▶ **Task objective**:
Exact repetition of every entry is required.

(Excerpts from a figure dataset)
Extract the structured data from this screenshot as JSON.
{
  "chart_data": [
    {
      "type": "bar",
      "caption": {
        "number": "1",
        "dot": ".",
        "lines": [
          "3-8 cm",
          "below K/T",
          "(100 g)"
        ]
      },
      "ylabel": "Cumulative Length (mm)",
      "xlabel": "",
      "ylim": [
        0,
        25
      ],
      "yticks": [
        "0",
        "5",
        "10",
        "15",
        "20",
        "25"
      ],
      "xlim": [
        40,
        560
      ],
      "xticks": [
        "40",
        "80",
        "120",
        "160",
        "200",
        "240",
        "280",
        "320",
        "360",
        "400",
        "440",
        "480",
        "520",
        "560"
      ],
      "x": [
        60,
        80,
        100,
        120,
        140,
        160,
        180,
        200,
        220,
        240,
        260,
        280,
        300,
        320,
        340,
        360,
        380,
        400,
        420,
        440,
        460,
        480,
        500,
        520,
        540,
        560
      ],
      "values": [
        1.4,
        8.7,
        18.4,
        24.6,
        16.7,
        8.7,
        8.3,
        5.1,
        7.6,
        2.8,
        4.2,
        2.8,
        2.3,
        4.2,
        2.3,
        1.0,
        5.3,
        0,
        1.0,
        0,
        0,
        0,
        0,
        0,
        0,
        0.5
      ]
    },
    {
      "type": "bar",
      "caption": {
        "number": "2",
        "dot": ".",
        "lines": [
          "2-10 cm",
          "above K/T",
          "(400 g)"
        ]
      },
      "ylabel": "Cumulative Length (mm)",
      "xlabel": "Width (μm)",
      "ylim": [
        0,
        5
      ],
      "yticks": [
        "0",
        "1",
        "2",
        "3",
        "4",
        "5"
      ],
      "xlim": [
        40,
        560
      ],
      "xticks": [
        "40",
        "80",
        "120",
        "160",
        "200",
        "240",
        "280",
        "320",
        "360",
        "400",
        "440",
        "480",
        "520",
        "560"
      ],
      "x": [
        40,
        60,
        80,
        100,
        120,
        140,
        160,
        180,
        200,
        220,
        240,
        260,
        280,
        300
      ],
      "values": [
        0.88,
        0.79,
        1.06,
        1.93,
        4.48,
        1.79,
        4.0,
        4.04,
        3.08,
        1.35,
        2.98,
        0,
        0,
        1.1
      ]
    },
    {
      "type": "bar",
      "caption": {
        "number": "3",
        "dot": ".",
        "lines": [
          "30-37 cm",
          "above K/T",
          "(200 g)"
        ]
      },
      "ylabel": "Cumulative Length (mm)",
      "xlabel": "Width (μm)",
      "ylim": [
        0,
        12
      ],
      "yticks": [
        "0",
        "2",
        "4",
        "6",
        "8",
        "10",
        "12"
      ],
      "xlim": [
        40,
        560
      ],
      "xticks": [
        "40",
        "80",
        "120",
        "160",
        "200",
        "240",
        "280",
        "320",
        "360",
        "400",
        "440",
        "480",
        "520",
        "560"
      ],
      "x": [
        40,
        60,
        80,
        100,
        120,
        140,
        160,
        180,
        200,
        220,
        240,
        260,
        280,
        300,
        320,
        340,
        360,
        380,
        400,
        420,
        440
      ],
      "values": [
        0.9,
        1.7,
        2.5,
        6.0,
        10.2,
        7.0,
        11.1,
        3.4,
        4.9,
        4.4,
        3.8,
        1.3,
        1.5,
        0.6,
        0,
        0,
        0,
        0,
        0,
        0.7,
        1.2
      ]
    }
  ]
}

▶ **Problem solution**:
Extract the structured data from this screenshot as JSON.
{
  "chart_data": [
    {
      "type": "bar",
      "caption": {
        "number": "1",
        "dot": ".",
        "lines": [
          "3-8 cm",
          "below K/T",
          "(100 g)"
        ]
      },
      "ylabel": "Cumulative Length (mm)",
      "xlabel": "",
      "ylim": [
        0,
        25
      ],
      "yticks": [
        "0",
        "5",
        "10",
        "15",
        "20",
        "25"
      ],
      "xlim": [
        40,
        560
      ],
      "xticks": [
        "40",
        "80",
        "120",
        "160",
        "200",
        "240",
        "280",
        "320",
        "360",
        "400",
        "440",
        "480",
        "520",
        "560"
      ],
      "x": [
        60,
        80,
        100,
        120,
        140,
        160,
        180,
        200,
        220,
        240,
        260,
        280,
        300,
        320,
        340,
        360,
        380,
        400,
        420,
        440,
        460,
        480,
        500,
        520,
        540,
        560
      ],
      "values": [
        1.4,
        8.7,
        18.4,
        24.6,
        16.7,
        8.7,
        8.3,
        5.1,
        7.6,
        2.8,
        4.2,
        2.8,
        2.3,
        4.2,
        2.3,
        1.0,
        5.3,
        0,
        1.0,
        0,
        0,
        0,
        0,
        0,
        0,
        0.5
      ]
    },
    {
      "type": "bar",
      "caption": {
        "number": "2",
        "dot": ".",
        "lines": [
          "2-10 cm",
          "above K/T",
          "(400 g)"
        ]
      },
      "ylabel": "Cumulative Length (mm)",
      "xlabel": "Width (μm)",
      "ylim": [
        0,
        5
      ],
      "yticks": [
        "0",
        "1",
        "2",
        "3",
        "4",
        "5"
      ],
      "xlim": [
        40,
        560
      ],
      "xticks": [
        "40",
        "80",
        "120",
        "160",
        "200",
        "240",
        "280",
        "320",
        "360",
        "400",
        "440",
        "480",
        "520",
        "560"
      ],
      "x": [
        40,
        60,
        80,
        100,
        120,
        140,
        160,
        180,
        200,
        220,
        240,
        260,
        280,
        300
      ],
      "values": [
        0.88,
        0.79,
        1.06,
        1.93,
        4.48,
        1.79,
        4.0,
        4.04,
        3.08,
        1.35,
        2.98,
        0,
        0,
        1.1
      ]
    },
    {
      "type": "bar",
      "caption": {
        "number": "3",
        "dot": ".",
        "lines": [
          "30-37 cm",
          "above K/T",
          "(200 g)"
        ]
      },
      "ylabel": "Cumulative Length (mm)",
      "xlabel": "Width (μm)",
      "ylim": [
        0,
        12
      ],
      "yticks": [
        "0",
        "2",
        "4",
        "6",
        "8",
        "10",
        "12"
      ],
      "xlim": [
        40,
        560
      ],
      "xticks": [
        "40",
        "80",
        "120",
        "160",
        "200",
        "240",
        "280",
        "320",
        "360",
        "400",
        "440",
        "480",
        "520",
        "560"
      ],
      "x": [
        40,
        60,
        80,
        100,
        120,
        140,
        160,
        180,
        200,
        220,
        240,
        260,
        280,
        300,
        320,
        340,
        360,
        380,
        400,
        420,
        440
      ],
      "values": [
        0.9,
        1.7,
        2.5,
        6.0,
        10.2,
        7.0,
        11.1,
        3.4,
        4.9,
        4.4,
        3.8,
        1.3,
        1.5,
        0.6,
        0,
        0,
        0,
        0,
        0,
        0.7,
        1.2
      ]
    }
  ]
}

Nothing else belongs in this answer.